— BEGIN RAW DATA —

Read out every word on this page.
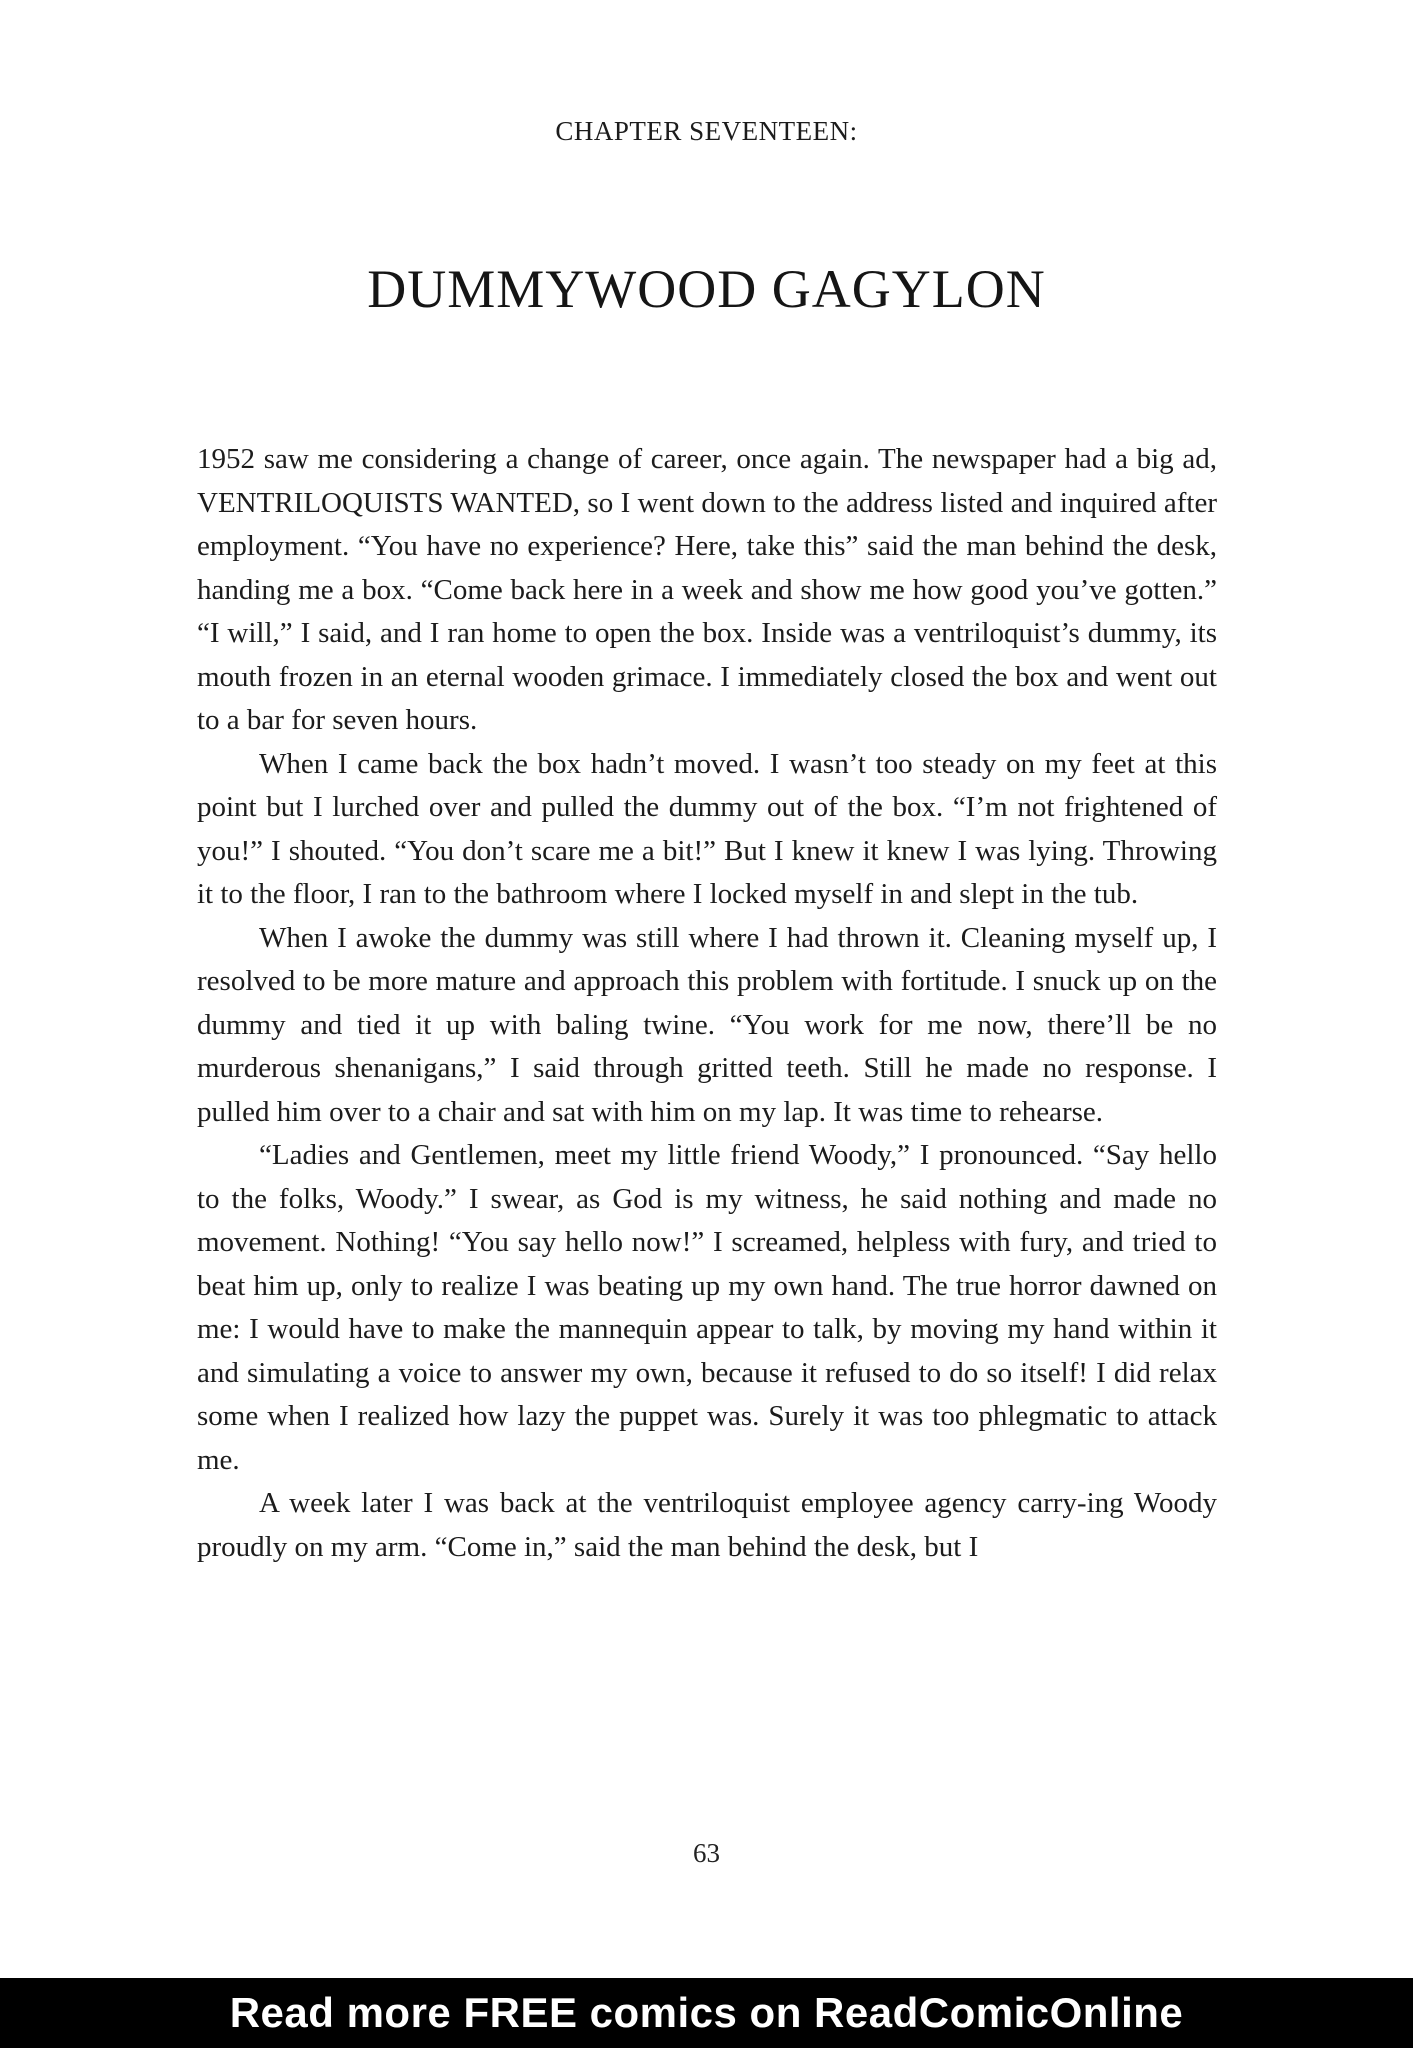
CHAPTER SEVENTEEN:
DUMMYWOOD GAGYLON

1952 saw me considering a change of career, once again. The newspaper had a big ad, VENTRILOQUISTS WANTED, so I went down to the address listed and inquired after employment. “You have no experience? Here, take this” said the man behind the desk, handing me a box. “Come back here in a week and show me how good you’ve gotten.” “I will,” I said, and I ran home to open the box. Inside was a ventriloquist’s dummy, its mouth frozen in an eternal wooden grimace. I immediately closed the box and went out to a bar for seven hours.

When I came back the box hadn’t moved. I wasn’t too steady on my feet at this point but I lurched over and pulled the dummy out of the box. “I’m not frightened of you!” I shouted. “You don’t scare me a bit!” But I knew it knew I was lying. Throwing it to the floor, I ran to the bathroom where I locked myself in and slept in the tub.

When I awoke the dummy was still where I had thrown it. Cleaning myself up, I resolved to be more mature and approach this problem with fortitude. I snuck up on the dummy and tied it up with baling twine. “You work for me now, there’ll be no murderous shenanigans,” I said through gritted teeth. Still he made no response. I pulled him over to a chair and sat with him on my lap. It was time to rehearse.

“Ladies and Gentlemen, meet my little friend Woody,” I pronounced. “Say hello to the folks, Woody.” I swear, as God is my witness, he said nothing and made no movement. Nothing! “You say hello now!” I screamed, helpless with fury, and tried to beat him up, only to realize I was beating up my own hand. The true horror dawned on me: I would have to make the mannequin appear to talk, by moving my hand within it and simulating a voice to answer my own, because it refused to do so itself! I did relax some when I realized how lazy the puppet was. Surely it was too phlegmatic to attack me.

A week later I was back at the ventriloquist employee agency carry-ing Woody proudly on my arm. “Come in,” said the man behind the desk, but I

63
Read more FREE comics on ReadComicOnline
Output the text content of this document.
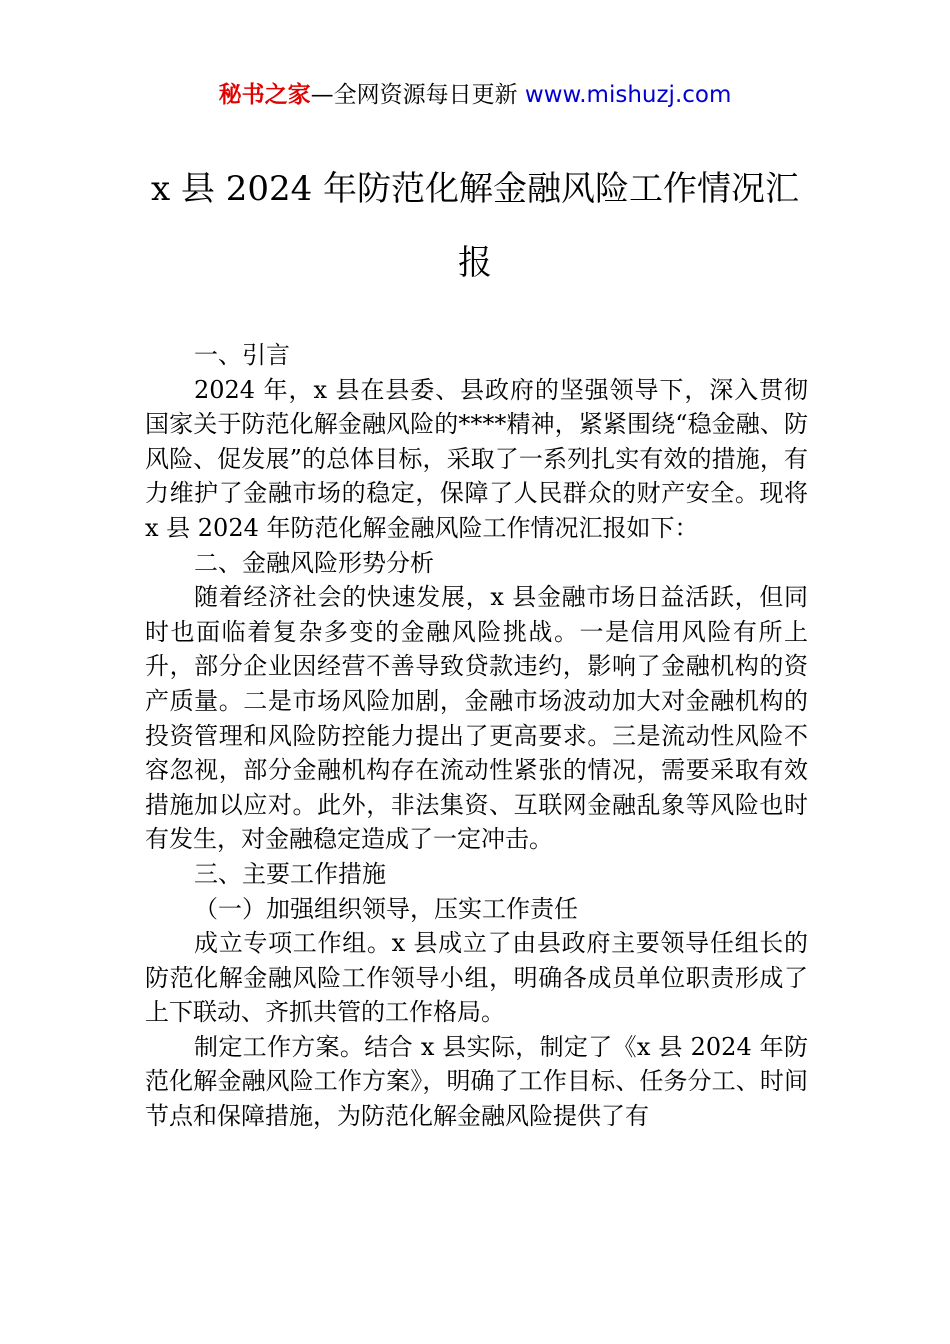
秘书之家—全网资源每日更新 www.mishuzj.com
x 县 2024 年防范化解金融风险工作情况汇报

一、引言

2024 年，x 县在县委、县政府的坚强领导下，深入贯彻国家关于防范化解金融风险的****精神，紧紧围绕“稳金融、防风险、促发展”的总体目标，采取了一系列扎实有效的措施，有力维护了金融市场的稳定，保障了人民群众的财产安全。现将 x 县 2024 年防范化解金融风险工作情况汇报如下：

二、金融风险形势分析

随着经济社会的快速发展，x 县金融市场日益活跃，但同时也面临着复杂多变的金融风险挑战。一是信用风险有所上升，部分企业因经营不善导致贷款违约，影响了金融机构的资产质量。二是市场风险加剧，金融市场波动加大对金融机构的投资管理和风险防控能力提出了更高要求。三是流动性风险不容忽视，部分金融机构存在流动性紧张的情况，需要采取有效措施加以应对。此外，非法集资、互联网金融乱象等风险也时有发生，对金融稳定造成了一定冲击。

三、主要工作措施

（一）加强组织领导，压实工作责任

成立专项工作组。x 县成立了由县政府主要领导任组长的防范化解金融风险工作领导小组，明确各成员单位职责形成了上下联动、齐抓共管的工作格局。

制定工作方案。结合 x 县实际，制定了《x 县 2024 年防范化解金融风险工作方案》，明确了工作目标、任务分工、时间节点和保障措施，为防范化解金融风险提供了有
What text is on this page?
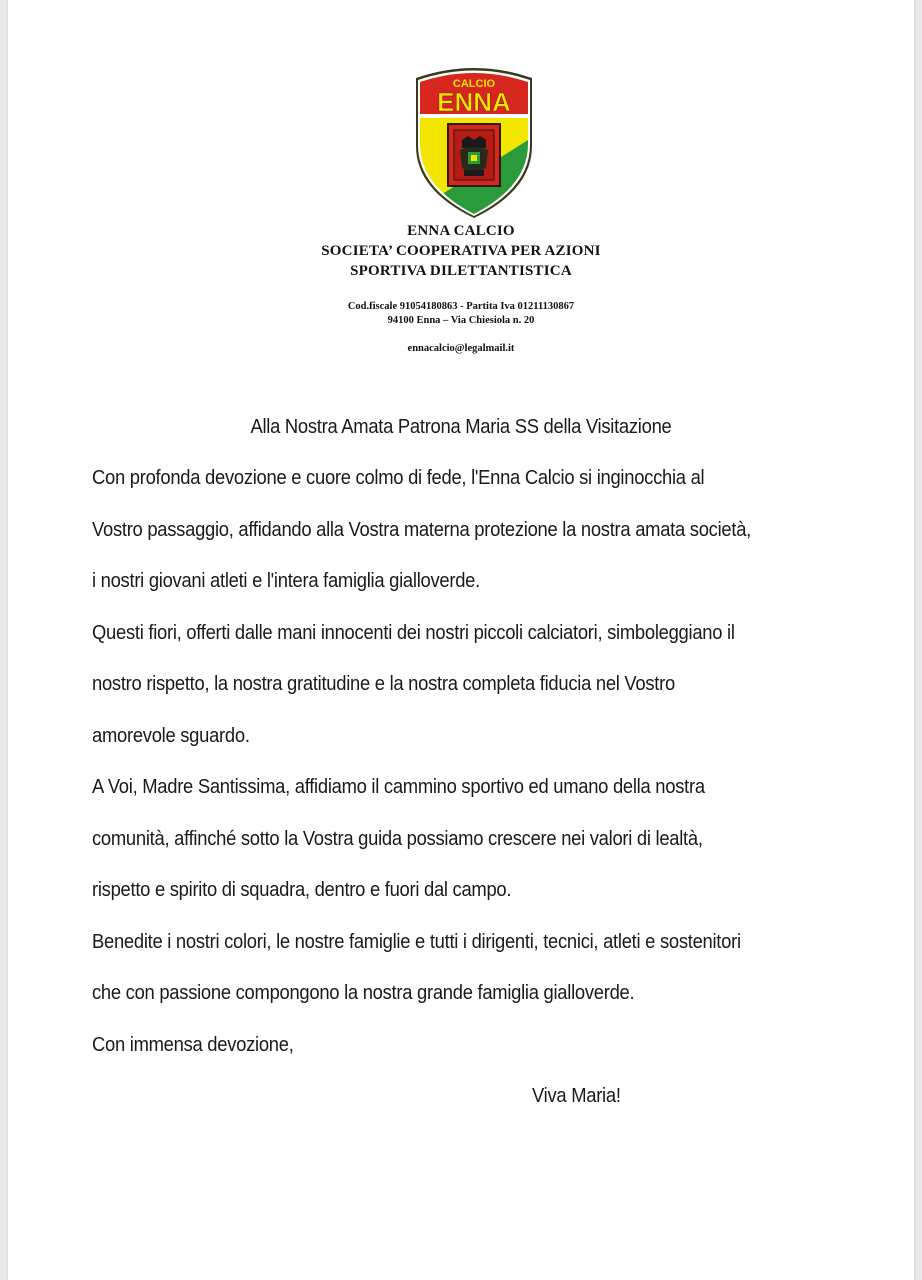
CALCIO
ENNA

ENNA CALCIO

SOCIETA’ COOPERATIVA PER AZIONI

SPORTIVA DILETTANTISTICA

Cod.fiscale 91054180863 - Partita Iva 01211130867

94100 Enna – Via Chiesiola n. 20

ennacalcio@legalmail.it

Alla Nostra Amata Patrona Maria SS della Visitazione
Con profonda devozione e cuore colmo di fede, l'Enna Calcio si inginocchia al
Vostro passaggio, affidando alla Vostra materna protezione la nostra amata società,
i nostri giovani atleti e l'intera famiglia gialloverde.
Questi fiori, offerti dalle mani innocenti dei nostri piccoli calciatori, simboleggiano il
nostro rispetto, la nostra gratitudine e la nostra completa fiducia nel Vostro
amorevole sguardo.
A Voi, Madre Santissima, affidiamo il cammino sportivo ed umano della nostra
comunità, affinché sotto la Vostra guida possiamo crescere nei valori di lealtà,
rispetto e spirito di squadra, dentro e fuori dal campo.
Benedite i nostri colori, le nostre famiglie e tutti i dirigenti, tecnici, atleti e sostenitori
che con passione compongono la nostra grande famiglia gialloverde.
Con immensa devozione,
Viva Maria!
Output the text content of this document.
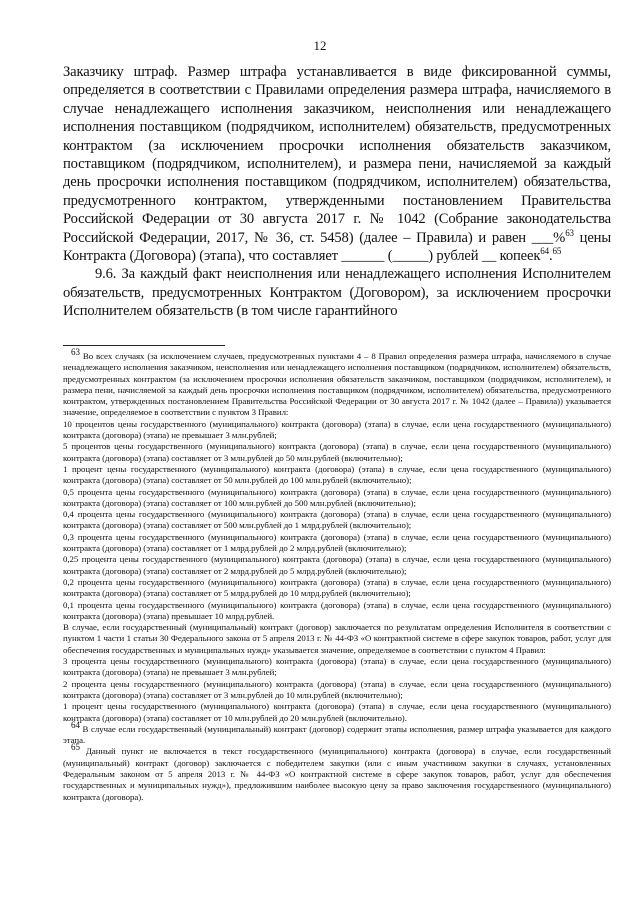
12

Заказчику штраф. Размер штрафа устанавливается в виде фиксированной суммы, определяется в соответствии с Правилами определения размера штрафа, начисляемого в случае ненадлежащего исполнения заказчиком, неисполнения или ненадлежащего исполнения поставщиком (подрядчиком, исполнителем) обязательств, предусмотренных контрактом (за исключением просрочки исполнения обязательств заказчиком, поставщиком (подрядчиком, исполнителем), и размера пени, начисляемой за каждый день просрочки исполнения поставщиком (подрядчиком, исполнителем) обязательства, предусмотренного контрактом, утвержденными постановлением Правительства Российской Федерации от 30 августа 2017 г. № 1042 (Собрание законодательства Российской Федерации, 2017, № 36, ст. 5458) (далее – Правила) и равен ___%$^{63}$ цены Контракта (Договора) (этапа), что составляет ______ (_____) рублей __ копеек$^{64}$.$^{65}$

9.6. За каждый факт неисполнения или ненадлежащего исполнения Исполнителем обязательств, предусмотренных Контрактом (Договором), за исключением просрочки Исполнителем обязательств (в том числе гарантийного

$^{63}$ Во всех случаях (за исключением случаев, предусмотренных пунктами 4 – 8 Правил определения размера штрафа, начисляемого в случае ненадлежащего исполнения заказчиком, неисполнения или ненадлежащего исполнения поставщиком (подрядчиком, исполнителем) обязательств, предусмотренных контрактом (за исключением просрочки исполнения обязательств заказчиком, поставщиком (подрядчиком, исполнителем), и размера пени, начисляемой за каждый день просрочки исполнения поставщиком (подрядчиком, исполнителем) обязательства, предусмотренного контрактом, утвержденных постановлением Правительства Российской Федерации от 30 августа 2017 г. № 1042 (далее – Правила)) указывается значение, определяемое в соответствии с пунктом 3 Правил:

10 процентов цены государственного (муниципального) контракта (договора) (этапа) в случае, если цена государственного (муниципального) контракта (договора) (этапа) не превышает 3 млн.рублей;

5 процентов цены государственного (муниципального) контракта (договора) (этапа) в случае, если цена государственного (муниципального) контракта (договора) (этапа) составляет от 3 млн.рублей до 50 млн.рублей (включительно);

1 процент цены государственного (муниципального) контракта (договора) (этапа) в случае, если цена государственного (муниципального) контракта (договора) (этапа) составляет от 50 млн.рублей до 100 млн.рублей (включительно);

0,5 процента цены государственного (муниципального) контракта (договора) (этапа) в случае, если цена государственного (муниципального) контракта (договора) (этапа) составляет от 100 млн.рублей до 500 млн.рублей (включительно);

0,4 процента цены государственного (муниципального) контракта (договора) (этапа) в случае, если цена государственного (муниципального) контракта (договора) (этапа) составляет от 500 млн.рублей до 1 млрд.рублей (включительно);

0,3 процента цены государственного (муниципального) контракта (договора) (этапа) в случае, если цена государственного (муниципального) контракта (договора) (этапа) составляет от 1 млрд.рублей до 2 млрд.рублей (включительно);

0,25 процента цены государственного (муниципального) контракта (договора) (этапа) в случае, если цена государственного (муниципального) контракта (договора) (этапа) составляет от 2 млрд.рублей до 5 млрд.рублей (включительно);

0,2 процента цены государственного (муниципального) контракта (договора) (этапа) в случае, если цена государственного (муниципального) контракта (договора) (этапа) составляет от 5 млрд.рублей до 10 млрд.рублей (включительно);

0,1 процента цены государственного (муниципального) контракта (договора) (этапа) в случае, если цена государственного (муниципального) контракта (договора) (этапа) превышает 10 млрд.рублей.

В случае, если государственный (муниципальный) контракт (договор) заключается по результатам определения Исполнителя в соответствии с пунктом 1 части 1 статьи 30 Федерального закона от 5 апреля 2013 г. № 44-ФЗ «О контрактной системе в сфере закупок товаров, работ, услуг для обеспечения государственных и муниципальных нужд» указывается значение, определяемое в соответствии с пунктом 4 Правил:

3 процента цены государственного (муниципального) контракта (договора) (этапа) в случае, если цена государственного (муниципального) контракта (договора) (этапа) не превышает 3 млн.рублей;

2 процента цены государственного (муниципального) контракта (договора) (этапа) в случае, если цена государственного (муниципального) контракта (договора) (этапа) составляет от 3 млн.рублей до 10 млн.рублей (включительно);

1 процент цены государственного (муниципального) контракта (договора) (этапа) в случае, если цена государственного (муниципального) контракта (договора) (этапа) составляет от 10 млн.рублей до 20 млн.рублей (включительно).

$^{64}$ В случае если государственный (муниципальный) контракт (договор) содержит этапы исполнения, размер штрафа указывается для каждого этапа.

$^{65}$ Данный пункт не включается в текст государственного (муниципального) контракта (договора) в случае, если государственный (муниципальный) контракт (договор) заключается с победителем закупки (или с иным участником закупки в случаях, установленных Федеральным законом от 5 апреля 2013 г. № 44-ФЗ «О контрактной системе в сфере закупок товаров, работ, услуг для обеспечения государственных и муниципальных нужд»), предложившим наиболее высокую цену за право заключения государственного (муниципального) контракта (договора).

— END RAW DATA —

## THE REQUEST
Extract all lines of the records above that include "Maria".

## SOLUTION TO THE PROBLEM
Alla Nostra Amata Patrona Maria SS della Visitazione
Viva Maria!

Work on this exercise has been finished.